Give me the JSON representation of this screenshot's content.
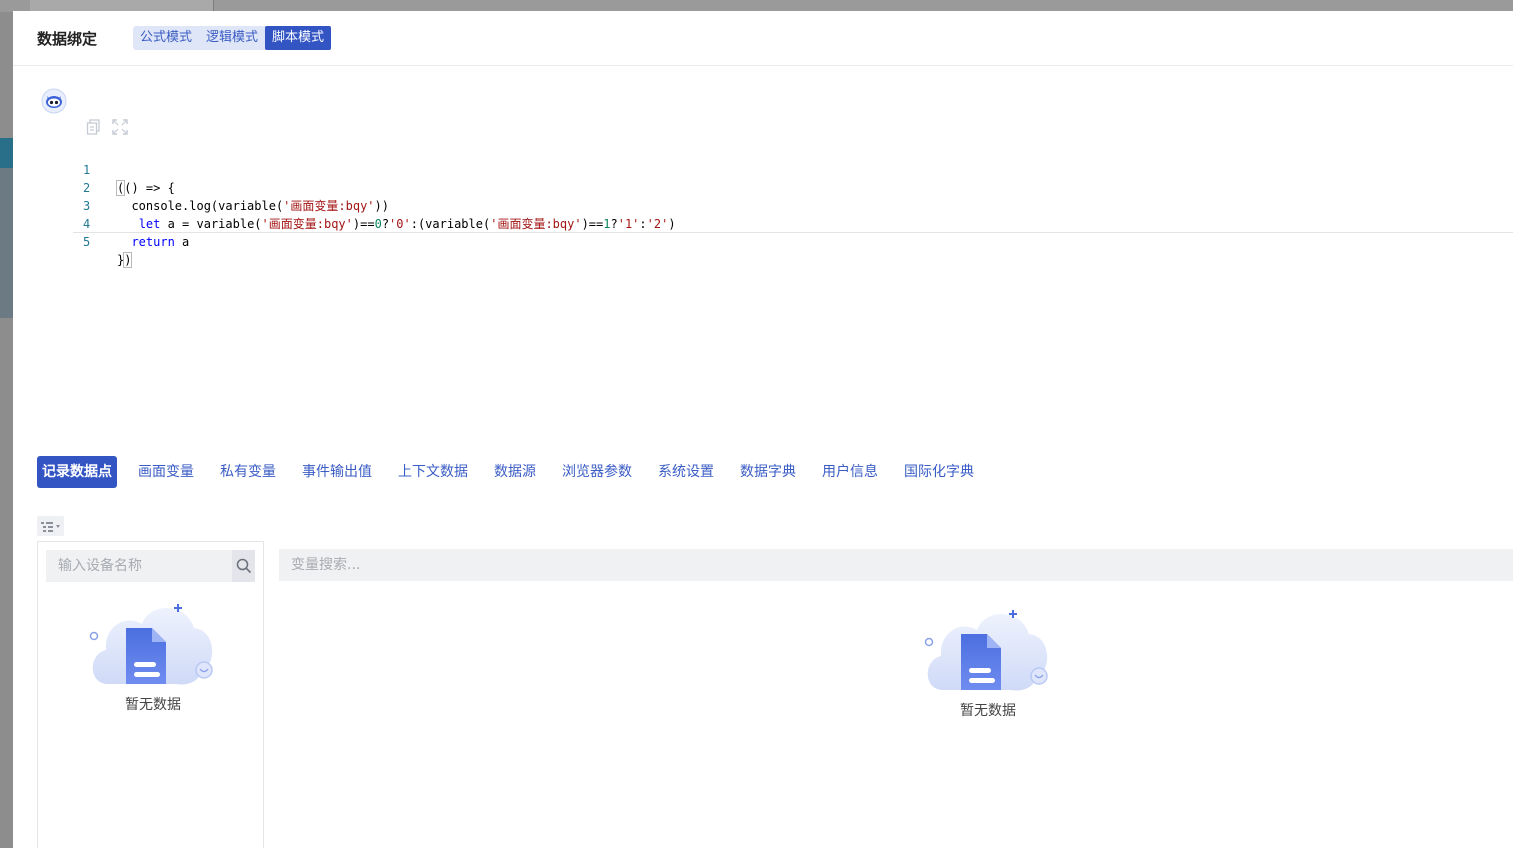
{
  "dialog": {
    "title": "数据绑定",
    "modes": [
      {
        "label": "公式模式",
        "active": false
      },
      {
        "label": "逻辑模式",
        "active": false
      },
      {
        "label": "脚本模式",
        "active": true
      }
    ]
  },
  "editor": {
    "line_numbers": [
      "1",
      "2",
      "3",
      "4",
      "5"
    ],
    "tools": [
      "copy-icon",
      "fullscreen-icon"
    ]
  },
  "tabs": [
    {
      "label": "记录数据点",
      "active": true
    },
    {
      "label": "画面变量",
      "active": false
    },
    {
      "label": "私有变量",
      "active": false
    },
    {
      "label": "事件输出值",
      "active": false
    },
    {
      "label": "上下文数据",
      "active": false
    },
    {
      "label": "数据源",
      "active": false
    },
    {
      "label": "浏览器参数",
      "active": false
    },
    {
      "label": "系统设置",
      "active": false
    },
    {
      "label": "数据字典",
      "active": false
    },
    {
      "label": "用户信息",
      "active": false
    },
    {
      "label": "国际化字典",
      "active": false
    }
  ],
  "device_search": {
    "placeholder": "输入设备名称",
    "value": ""
  },
  "variable_search": {
    "placeholder": "变量搜索...",
    "value": ""
  },
  "empty_state": {
    "text": "暂无数据"
  },
  "colors": {
    "accent": "#3355c4",
    "accent_light": "#dfe6f7"
  }
}
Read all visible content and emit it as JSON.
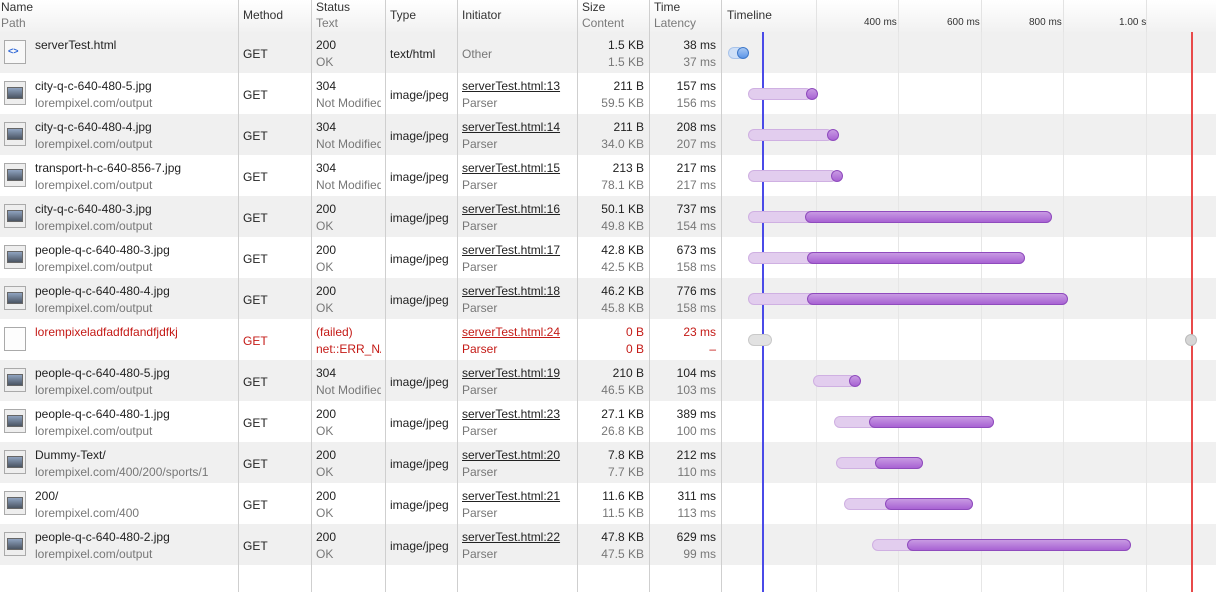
{
  "headers": {
    "name": "Name",
    "path": "Path",
    "method": "Method",
    "status": "Status",
    "status_text": "Text",
    "type": "Type",
    "initiator": "Initiator",
    "size": "Size",
    "content": "Content",
    "time": "Time",
    "latency": "Latency",
    "timeline": "Timeline"
  },
  "timeline_ticks": [
    "400 ms",
    "600 ms",
    "800 ms",
    "1.00 s"
  ],
  "colors": {
    "failed_text": "#c41a16",
    "dom_content_loaded_line": "#4a4ae8",
    "load_line": "#e84a4a",
    "receive_bar": "#a863d3",
    "wait_bar": "#e2cdee",
    "html_bar": "#5c96e8"
  },
  "rows": [
    {
      "name": "serverTest.html",
      "path": "",
      "icon": "html-doc-icon",
      "method": "GET",
      "status": "200",
      "status_text": "OK",
      "type": "text/html",
      "initiator": "Other",
      "initiator_sub": "",
      "initiator_link": false,
      "size": "1.5 KB",
      "content": "1.5 KB",
      "time": "38 ms",
      "latency": "37 ms",
      "failed": false
    },
    {
      "name": "city-q-c-640-480-5.jpg",
      "path": "lorempixel.com/output",
      "icon": "image-thumb-icon",
      "method": "GET",
      "status": "304",
      "status_text": "Not Modified",
      "type": "image/jpeg",
      "initiator": "serverTest.html:13",
      "initiator_sub": "Parser",
      "initiator_link": true,
      "size": "211 B",
      "content": "59.5 KB",
      "time": "157 ms",
      "latency": "156 ms",
      "failed": false
    },
    {
      "name": "city-q-c-640-480-4.jpg",
      "path": "lorempixel.com/output",
      "icon": "image-thumb-icon",
      "method": "GET",
      "status": "304",
      "status_text": "Not Modified",
      "type": "image/jpeg",
      "initiator": "serverTest.html:14",
      "initiator_sub": "Parser",
      "initiator_link": true,
      "size": "211 B",
      "content": "34.0 KB",
      "time": "208 ms",
      "latency": "207 ms",
      "failed": false
    },
    {
      "name": "transport-h-c-640-856-7.jpg",
      "path": "lorempixel.com/output",
      "icon": "image-thumb-icon",
      "method": "GET",
      "status": "304",
      "status_text": "Not Modified",
      "type": "image/jpeg",
      "initiator": "serverTest.html:15",
      "initiator_sub": "Parser",
      "initiator_link": true,
      "size": "213 B",
      "content": "78.1 KB",
      "time": "217 ms",
      "latency": "217 ms",
      "failed": false
    },
    {
      "name": "city-q-c-640-480-3.jpg",
      "path": "lorempixel.com/output",
      "icon": "image-thumb-icon",
      "method": "GET",
      "status": "200",
      "status_text": "OK",
      "type": "image/jpeg",
      "initiator": "serverTest.html:16",
      "initiator_sub": "Parser",
      "initiator_link": true,
      "size": "50.1 KB",
      "content": "49.8 KB",
      "time": "737 ms",
      "latency": "154 ms",
      "failed": false
    },
    {
      "name": "people-q-c-640-480-3.jpg",
      "path": "lorempixel.com/output",
      "icon": "image-thumb-icon",
      "method": "GET",
      "status": "200",
      "status_text": "OK",
      "type": "image/jpeg",
      "initiator": "serverTest.html:17",
      "initiator_sub": "Parser",
      "initiator_link": true,
      "size": "42.8 KB",
      "content": "42.5 KB",
      "time": "673 ms",
      "latency": "158 ms",
      "failed": false
    },
    {
      "name": "people-q-c-640-480-4.jpg",
      "path": "lorempixel.com/output",
      "icon": "image-thumb-icon",
      "method": "GET",
      "status": "200",
      "status_text": "OK",
      "type": "image/jpeg",
      "initiator": "serverTest.html:18",
      "initiator_sub": "Parser",
      "initiator_link": true,
      "size": "46.2 KB",
      "content": "45.8 KB",
      "time": "776 ms",
      "latency": "158 ms",
      "failed": false
    },
    {
      "name": "lorempixeladfadfdfandfjdfkj",
      "path": "",
      "icon": "blank-file-icon",
      "method": "GET",
      "status": "(failed)",
      "status_text": "net::ERR_NAME_NOT_RESOLVED",
      "type": "",
      "initiator": "serverTest.html:24",
      "initiator_sub": "Parser",
      "initiator_link": true,
      "size": "0 B",
      "content": "0 B",
      "time": "23 ms",
      "latency": "–",
      "failed": true
    },
    {
      "name": "people-q-c-640-480-5.jpg",
      "path": "lorempixel.com/output",
      "icon": "image-thumb-icon",
      "method": "GET",
      "status": "304",
      "status_text": "Not Modified",
      "type": "image/jpeg",
      "initiator": "serverTest.html:19",
      "initiator_sub": "Parser",
      "initiator_link": true,
      "size": "210 B",
      "content": "46.5 KB",
      "time": "104 ms",
      "latency": "103 ms",
      "failed": false
    },
    {
      "name": "people-q-c-640-480-1.jpg",
      "path": "lorempixel.com/output",
      "icon": "image-thumb-icon",
      "method": "GET",
      "status": "200",
      "status_text": "OK",
      "type": "image/jpeg",
      "initiator": "serverTest.html:23",
      "initiator_sub": "Parser",
      "initiator_link": true,
      "size": "27.1 KB",
      "content": "26.8 KB",
      "time": "389 ms",
      "latency": "100 ms",
      "failed": false
    },
    {
      "name": "Dummy-Text/",
      "path": "lorempixel.com/400/200/sports/1",
      "icon": "image-thumb-icon",
      "method": "GET",
      "status": "200",
      "status_text": "OK",
      "type": "image/jpeg",
      "initiator": "serverTest.html:20",
      "initiator_sub": "Parser",
      "initiator_link": true,
      "size": "7.8 KB",
      "content": "7.7 KB",
      "time": "212 ms",
      "latency": "110 ms",
      "failed": false
    },
    {
      "name": "200/",
      "path": "lorempixel.com/400",
      "icon": "image-thumb-icon",
      "method": "GET",
      "status": "200",
      "status_text": "OK",
      "type": "image/jpeg",
      "initiator": "serverTest.html:21",
      "initiator_sub": "Parser",
      "initiator_link": true,
      "size": "11.6 KB",
      "content": "11.5 KB",
      "time": "311 ms",
      "latency": "113 ms",
      "failed": false
    },
    {
      "name": "people-q-c-640-480-2.jpg",
      "path": "lorempixel.com/output",
      "icon": "image-thumb-icon",
      "method": "GET",
      "status": "200",
      "status_text": "OK",
      "type": "image/jpeg",
      "initiator": "serverTest.html:22",
      "initiator_sub": "Parser",
      "initiator_link": true,
      "size": "47.8 KB",
      "content": "47.5 KB",
      "time": "629 ms",
      "latency": "99 ms",
      "failed": false
    }
  ]
}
━━━━━━━━
Exercise prompt:
Output all of the records exactly as they appear above, but not the pictures.

Result of the exercise:
Give me the JSON representation of this screenshot's content.
{
  "dialog": {
    "title": "数据绑定",
    "modes": [
      {
        "label": "公式模式",
        "active": false
      },
      {
        "label": "逻辑模式",
        "active": false
      },
      {
        "label": "脚本模式",
        "active": true
      }
    ]
  },
  "editor": {
    "line_numbers": [
      "1",
      "2",
      "3",
      "4",
      "5"
    ],
    "tools": [
      "copy-icon",
      "fullscreen-icon"
    ]
  },
  "tabs": [
    {
      "label": "记录数据点",
      "active": true
    },
    {
      "label": "画面变量",
      "active": false
    },
    {
      "label": "私有变量",
      "active": false
    },
    {
      "label": "事件输出值",
      "active": false
    },
    {
      "label": "上下文数据",
      "active": false
    },
    {
      "label": "数据源",
      "active": false
    },
    {
      "label": "浏览器参数",
      "active": false
    },
    {
      "label": "系统设置",
      "active": false
    },
    {
      "label": "数据字典",
      "active": false
    },
    {
      "label": "用户信息",
      "active": false
    },
    {
      "label": "国际化字典",
      "active": false
    }
  ],
  "device_search": {
    "placeholder": "输入设备名称",
    "value": ""
  },
  "variable_search": {
    "placeholder": "变量搜索...",
    "value": ""
  },
  "empty_state": {
    "text": "暂无数据"
  },
  "colors": {
    "accent": "#3355c4",
    "accent_light": "#dfe6f7"
  }
}
Read all visible content and emit it as JSON.
{
  "headers": {
    "name": "Name",
    "path": "Path",
    "method": "Method",
    "status": "Status",
    "status_text": "Text",
    "type": "Type",
    "initiator": "Initiator",
    "size": "Size",
    "content": "Content",
    "time": "Time",
    "latency": "Latency",
    "timeline": "Timeline"
  },
  "timeline_ticks": [
    "400 ms",
    "600 ms",
    "800 ms",
    "1.00 s"
  ],
  "colors": {
    "failed_text": "#c41a16",
    "dom_content_loaded_line": "#4a4ae8",
    "load_line": "#e84a4a",
    "receive_bar": "#a863d3",
    "wait_bar": "#e2cdee",
    "html_bar": "#5c96e8"
  },
  "rows": [
    {
      "name": "serverTest.html",
      "path": "",
      "icon": "html-doc-icon",
      "method": "GET",
      "status": "200",
      "status_text": "OK",
      "type": "text/html",
      "initiator": "Other",
      "initiator_sub": "",
      "initiator_link": false,
      "size": "1.5 KB",
      "content": "1.5 KB",
      "time": "38 ms",
      "latency": "37 ms",
      "failed": false
    },
    {
      "name": "city-q-c-640-480-5.jpg",
      "path": "lorempixel.com/output",
      "icon": "image-thumb-icon",
      "method": "GET",
      "status": "304",
      "status_text": "Not Modified",
      "type": "image/jpeg",
      "initiator": "serverTest.html:13",
      "initiator_sub": "Parser",
      "initiator_link": true,
      "size": "211 B",
      "content": "59.5 KB",
      "time": "157 ms",
      "latency": "156 ms",
      "failed": false
    },
    {
      "name": "city-q-c-640-480-4.jpg",
      "path": "lorempixel.com/output",
      "icon": "image-thumb-icon",
      "method": "GET",
      "status": "304",
      "status_text": "Not Modified",
      "type": "image/jpeg",
      "initiator": "serverTest.html:14",
      "initiator_sub": "Parser",
      "initiator_link": true,
      "size": "211 B",
      "content": "34.0 KB",
      "time": "208 ms",
      "latency": "207 ms",
      "failed": false
    },
    {
      "name": "transport-h-c-640-856-7.jpg",
      "path": "lorempixel.com/output",
      "icon": "image-thumb-icon",
      "method": "GET",
      "status": "304",
      "status_text": "Not Modified",
      "type": "image/jpeg",
      "initiator": "serverTest.html:15",
      "initiator_sub": "Parser",
      "initiator_link": true,
      "size": "213 B",
      "content": "78.1 KB",
      "time": "217 ms",
      "latency": "217 ms",
      "failed": false
    },
    {
      "name": "city-q-c-640-480-3.jpg",
      "path": "lorempixel.com/output",
      "icon": "image-thumb-icon",
      "method": "GET",
      "status": "200",
      "status_text": "OK",
      "type": "image/jpeg",
      "initiator": "serverTest.html:16",
      "initiator_sub": "Parser",
      "initiator_link": true,
      "size": "50.1 KB",
      "content": "49.8 KB",
      "time": "737 ms",
      "latency": "154 ms",
      "failed": false
    },
    {
      "name": "people-q-c-640-480-3.jpg",
      "path": "lorempixel.com/output",
      "icon": "image-thumb-icon",
      "method": "GET",
      "status": "200",
      "status_text": "OK",
      "type": "image/jpeg",
      "initiator": "serverTest.html:17",
      "initiator_sub": "Parser",
      "initiator_link": true,
      "size": "42.8 KB",
      "content": "42.5 KB",
      "time": "673 ms",
      "latency": "158 ms",
      "failed": false
    },
    {
      "name": "people-q-c-640-480-4.jpg",
      "path": "lorempixel.com/output",
      "icon": "image-thumb-icon",
      "method": "GET",
      "status": "200",
      "status_text": "OK",
      "type": "image/jpeg",
      "initiator": "serverTest.html:18",
      "initiator_sub": "Parser",
      "initiator_link": true,
      "size": "46.2 KB",
      "content": "45.8 KB",
      "time": "776 ms",
      "latency": "158 ms",
      "failed": false
    },
    {
      "name": "lorempixeladfadfdfandfjdfkj",
      "path": "",
      "icon": "blank-file-icon",
      "method": "GET",
      "status": "(failed)",
      "status_text": "net::ERR_NAME_NOT_RESOLVED",
      "type": "",
      "initiator": "serverTest.html:24",
      "initiator_sub": "Parser",
      "initiator_link": true,
      "size": "0 B",
      "content": "0 B",
      "time": "23 ms",
      "latency": "–",
      "failed": true
    },
    {
      "name": "people-q-c-640-480-5.jpg",
      "path": "lorempixel.com/output",
      "icon": "image-thumb-icon",
      "method": "GET",
      "status": "304",
      "status_text": "Not Modified",
      "type": "image/jpeg",
      "initiator": "serverTest.html:19",
      "initiator_sub": "Parser",
      "initiator_link": true,
      "size": "210 B",
      "content": "46.5 KB",
      "time": "104 ms",
      "latency": "103 ms",
      "failed": false
    },
    {
      "name": "people-q-c-640-480-1.jpg",
      "path": "lorempixel.com/output",
      "icon": "image-thumb-icon",
      "method": "GET",
      "status": "200",
      "status_text": "OK",
      "type": "image/jpeg",
      "initiator": "serverTest.html:23",
      "initiator_sub": "Parser",
      "initiator_link": true,
      "size": "27.1 KB",
      "content": "26.8 KB",
      "time": "389 ms",
      "latency": "100 ms",
      "failed": false
    },
    {
      "name": "Dummy-Text/",
      "path": "lorempixel.com/400/200/sports/1",
      "icon": "image-thumb-icon",
      "method": "GET",
      "status": "200",
      "status_text": "OK",
      "type": "image/jpeg",
      "initiator": "serverTest.html:20",
      "initiator_sub": "Parser",
      "initiator_link": true,
      "size": "7.8 KB",
      "content": "7.7 KB",
      "time": "212 ms",
      "latency": "110 ms",
      "failed": false
    },
    {
      "name": "200/",
      "path": "lorempixel.com/400",
      "icon": "image-thumb-icon",
      "method": "GET",
      "status": "200",
      "status_text": "OK",
      "type": "image/jpeg",
      "initiator": "serverTest.html:21",
      "initiator_sub": "Parser",
      "initiator_link": true,
      "size": "11.6 KB",
      "content": "11.5 KB",
      "time": "311 ms",
      "latency": "113 ms",
      "failed": false
    },
    {
      "name": "people-q-c-640-480-2.jpg",
      "path": "lorempixel.com/output",
      "icon": "image-thumb-icon",
      "method": "GET",
      "status": "200",
      "status_text": "OK",
      "type": "image/jpeg",
      "initiator": "serverTest.html:22",
      "initiator_sub": "Parser",
      "initiator_link": true,
      "size": "47.8 KB",
      "content": "47.5 KB",
      "time": "629 ms",
      "latency": "99 ms",
      "failed": false
    }
  ]
}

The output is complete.